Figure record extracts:
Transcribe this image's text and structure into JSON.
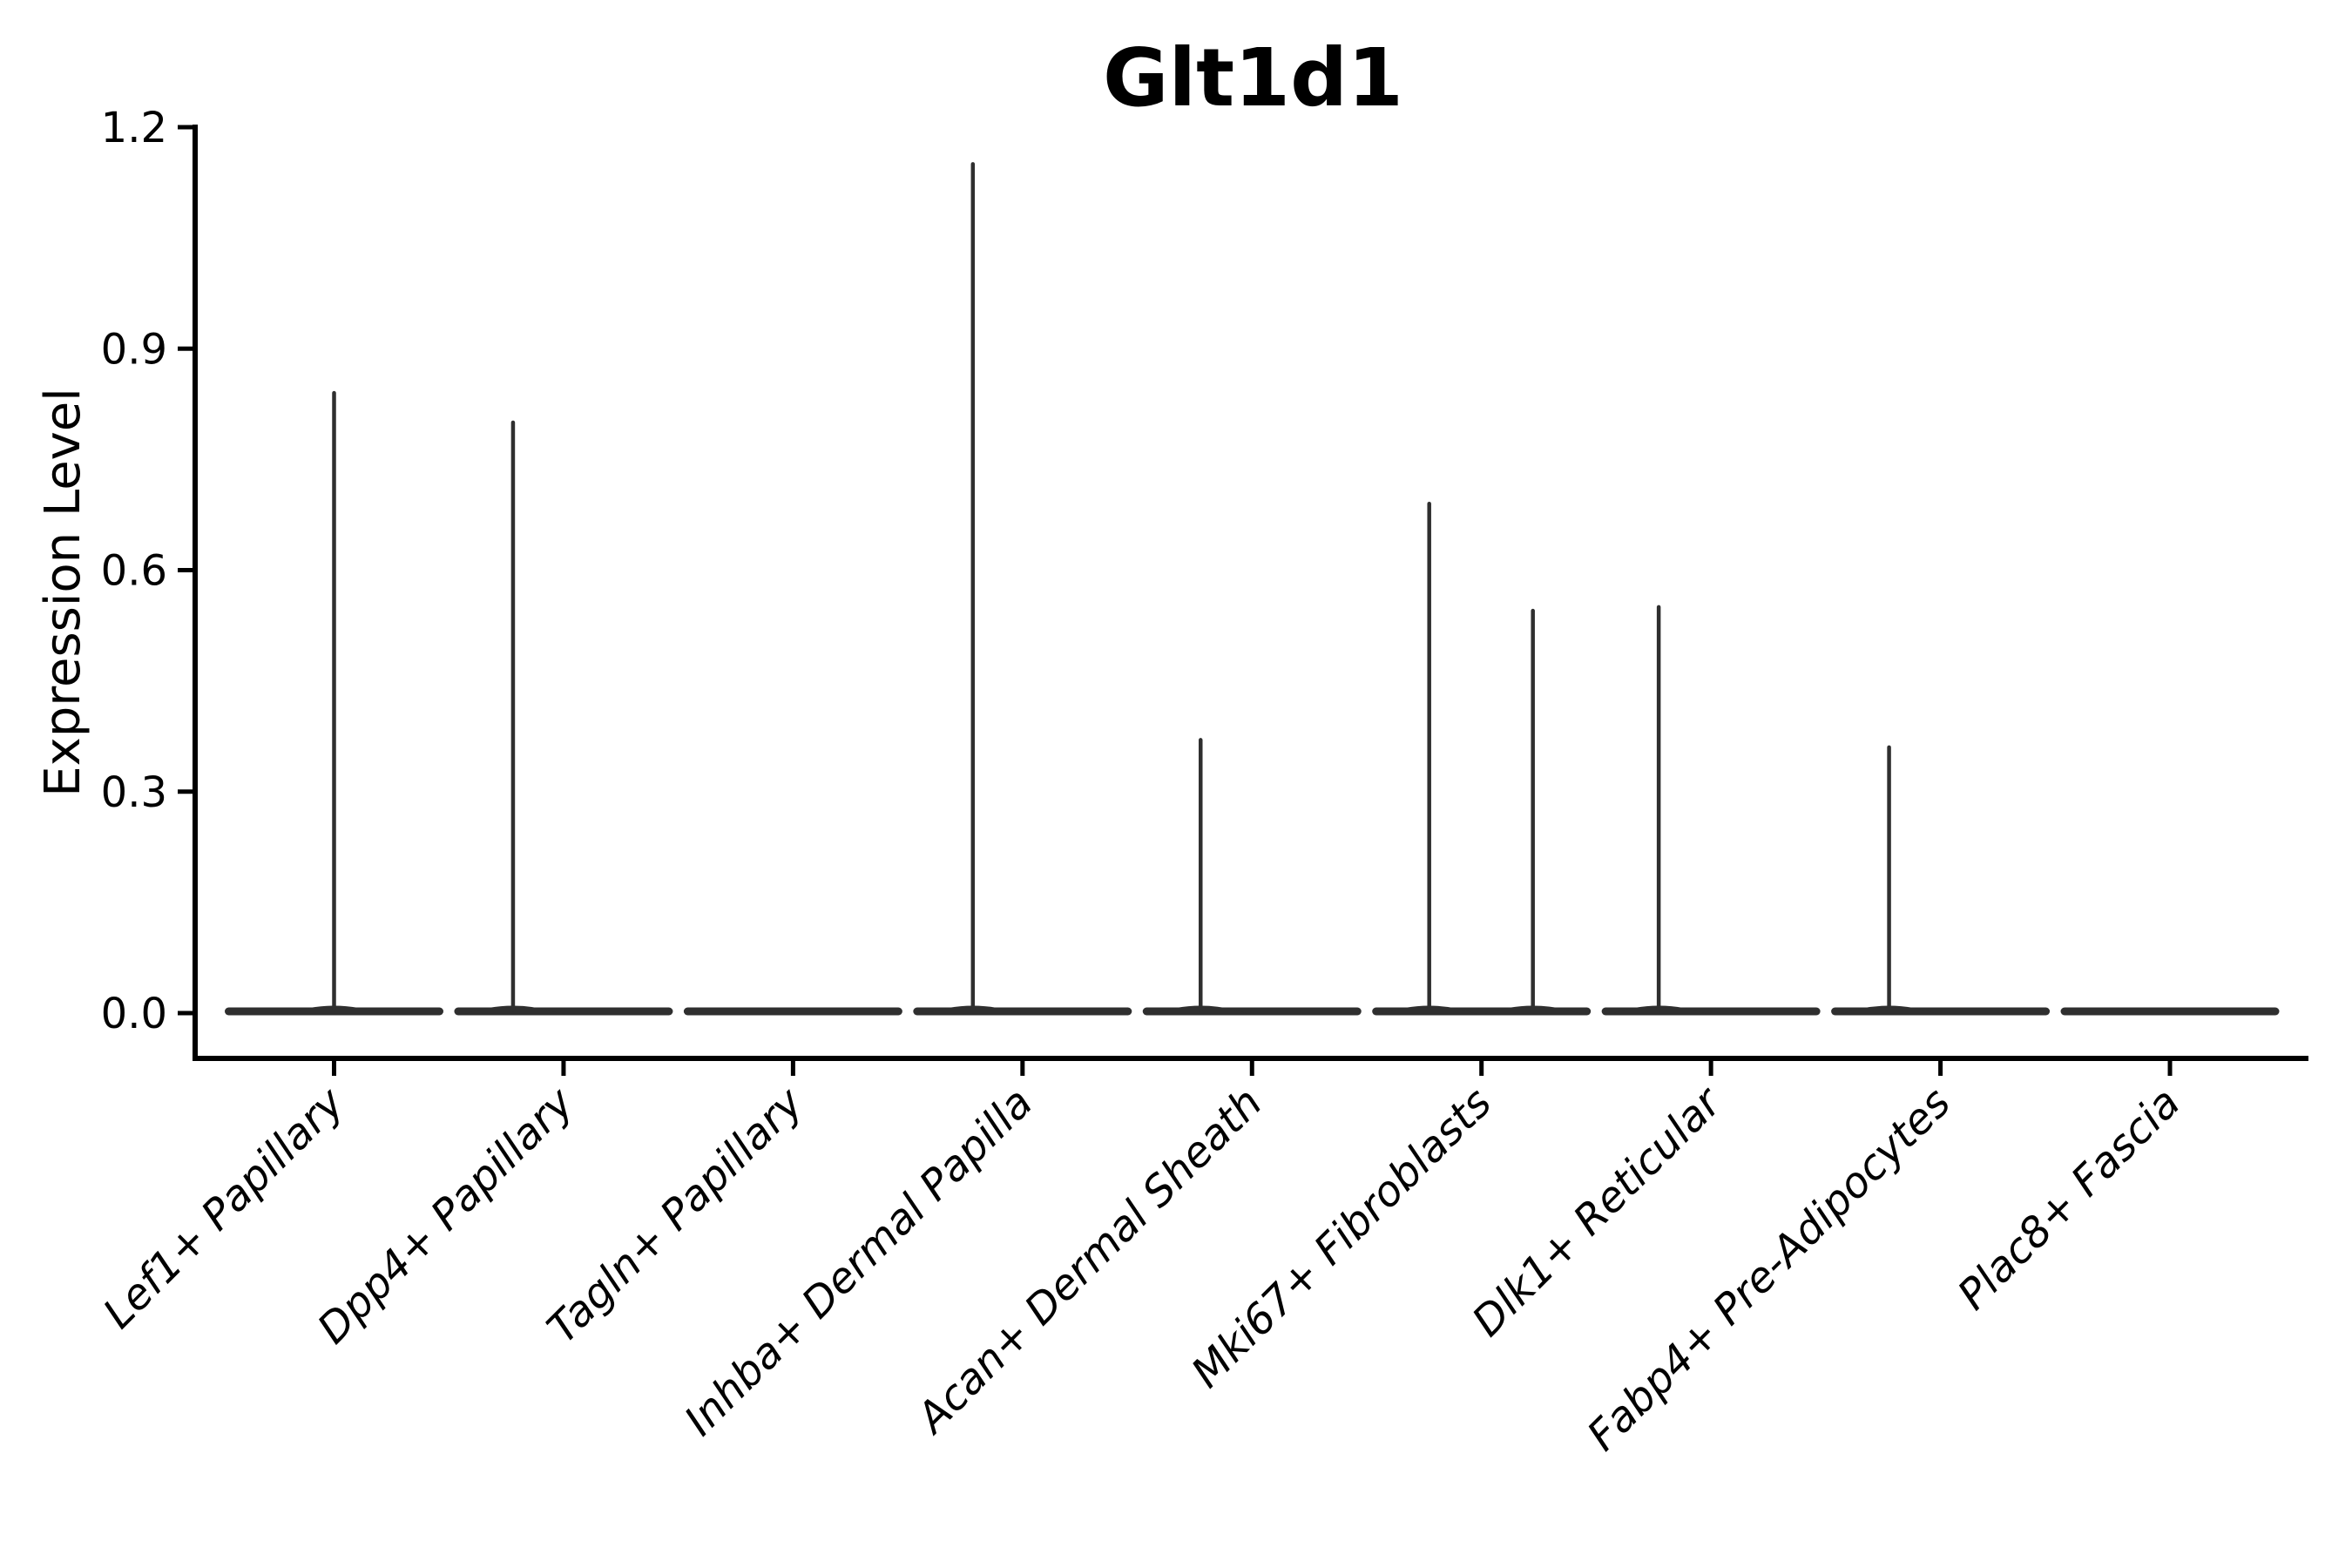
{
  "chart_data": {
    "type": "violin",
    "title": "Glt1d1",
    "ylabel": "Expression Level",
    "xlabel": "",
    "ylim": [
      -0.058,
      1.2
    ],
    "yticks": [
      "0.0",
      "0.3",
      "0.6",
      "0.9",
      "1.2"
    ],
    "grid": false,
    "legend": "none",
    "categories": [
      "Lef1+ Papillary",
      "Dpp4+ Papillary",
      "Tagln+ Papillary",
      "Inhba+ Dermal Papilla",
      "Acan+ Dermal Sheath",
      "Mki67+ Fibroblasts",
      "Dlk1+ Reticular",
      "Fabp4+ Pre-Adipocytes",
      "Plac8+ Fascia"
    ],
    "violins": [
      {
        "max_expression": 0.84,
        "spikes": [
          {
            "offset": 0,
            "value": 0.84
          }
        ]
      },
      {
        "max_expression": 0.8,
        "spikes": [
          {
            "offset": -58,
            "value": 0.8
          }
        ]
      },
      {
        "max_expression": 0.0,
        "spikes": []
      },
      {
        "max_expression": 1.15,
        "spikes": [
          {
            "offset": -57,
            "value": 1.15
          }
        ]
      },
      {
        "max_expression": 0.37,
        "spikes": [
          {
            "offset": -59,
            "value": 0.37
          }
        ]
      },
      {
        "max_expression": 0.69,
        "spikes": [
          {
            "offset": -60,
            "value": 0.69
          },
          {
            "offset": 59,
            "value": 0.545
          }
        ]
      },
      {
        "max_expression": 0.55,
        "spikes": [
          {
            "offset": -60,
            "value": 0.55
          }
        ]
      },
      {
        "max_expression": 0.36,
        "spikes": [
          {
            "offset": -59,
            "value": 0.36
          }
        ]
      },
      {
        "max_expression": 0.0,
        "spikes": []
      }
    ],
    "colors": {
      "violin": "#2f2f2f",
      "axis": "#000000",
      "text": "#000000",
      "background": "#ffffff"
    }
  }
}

YOUR TASK
Leave out all pictures, then copy the remaining material exactly.

RESPONSE TO THE EXERCISE
Transcribe this image's text and structure into JSON.
{
  "chart_data": {
    "type": "violin",
    "title": "Glt1d1",
    "ylabel": "Expression Level",
    "xlabel": "",
    "ylim": [
      -0.058,
      1.2
    ],
    "yticks": [
      "0.0",
      "0.3",
      "0.6",
      "0.9",
      "1.2"
    ],
    "grid": false,
    "legend": "none",
    "categories": [
      "Lef1+ Papillary",
      "Dpp4+ Papillary",
      "Tagln+ Papillary",
      "Inhba+ Dermal Papilla",
      "Acan+ Dermal Sheath",
      "Mki67+ Fibroblasts",
      "Dlk1+ Reticular",
      "Fabp4+ Pre-Adipocytes",
      "Plac8+ Fascia"
    ],
    "violins": [
      {
        "max_expression": 0.84,
        "spikes": [
          {
            "offset": 0,
            "value": 0.84
          }
        ]
      },
      {
        "max_expression": 0.8,
        "spikes": [
          {
            "offset": -58,
            "value": 0.8
          }
        ]
      },
      {
        "max_expression": 0.0,
        "spikes": []
      },
      {
        "max_expression": 1.15,
        "spikes": [
          {
            "offset": -57,
            "value": 1.15
          }
        ]
      },
      {
        "max_expression": 0.37,
        "spikes": [
          {
            "offset": -59,
            "value": 0.37
          }
        ]
      },
      {
        "max_expression": 0.69,
        "spikes": [
          {
            "offset": -60,
            "value": 0.69
          },
          {
            "offset": 59,
            "value": 0.545
          }
        ]
      },
      {
        "max_expression": 0.55,
        "spikes": [
          {
            "offset": -60,
            "value": 0.55
          }
        ]
      },
      {
        "max_expression": 0.36,
        "spikes": [
          {
            "offset": -59,
            "value": 0.36
          }
        ]
      },
      {
        "max_expression": 0.0,
        "spikes": []
      }
    ],
    "colors": {
      "violin": "#2f2f2f",
      "axis": "#000000",
      "text": "#000000",
      "background": "#ffffff"
    }
  }
}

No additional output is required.